## A run of records
==============================
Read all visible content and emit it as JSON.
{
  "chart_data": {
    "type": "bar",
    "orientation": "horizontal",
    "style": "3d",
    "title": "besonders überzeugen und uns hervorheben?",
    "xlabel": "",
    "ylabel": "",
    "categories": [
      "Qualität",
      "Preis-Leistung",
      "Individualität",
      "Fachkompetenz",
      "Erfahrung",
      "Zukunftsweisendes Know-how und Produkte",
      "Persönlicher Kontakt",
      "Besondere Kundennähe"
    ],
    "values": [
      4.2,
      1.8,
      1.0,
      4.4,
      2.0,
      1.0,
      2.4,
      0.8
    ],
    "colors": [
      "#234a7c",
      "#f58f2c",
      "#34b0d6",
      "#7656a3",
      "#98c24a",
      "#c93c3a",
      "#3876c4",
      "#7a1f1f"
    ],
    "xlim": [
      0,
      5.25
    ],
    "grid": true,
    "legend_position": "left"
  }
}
==============================
## WRITTEN REQUEST
Retype all the material above precisely, with no line left out.

## ANSWER TO THE TASK
Read all visible content and emit it as JSON.
{
  "chart_data": {
    "type": "bar",
    "orientation": "horizontal",
    "style": "3d",
    "title": "besonders überzeugen und uns hervorheben?",
    "xlabel": "",
    "ylabel": "",
    "categories": [
      "Qualität",
      "Preis-Leistung",
      "Individualität",
      "Fachkompetenz",
      "Erfahrung",
      "Zukunftsweisendes Know-how und Produkte",
      "Persönlicher Kontakt",
      "Besondere Kundennähe"
    ],
    "values": [
      4.2,
      1.8,
      1.0,
      4.4,
      2.0,
      1.0,
      2.4,
      0.8
    ],
    "colors": [
      "#234a7c",
      "#f58f2c",
      "#34b0d6",
      "#7656a3",
      "#98c24a",
      "#c93c3a",
      "#3876c4",
      "#7a1f1f"
    ],
    "xlim": [
      0,
      5.25
    ],
    "grid": true,
    "legend_position": "left"
  }
}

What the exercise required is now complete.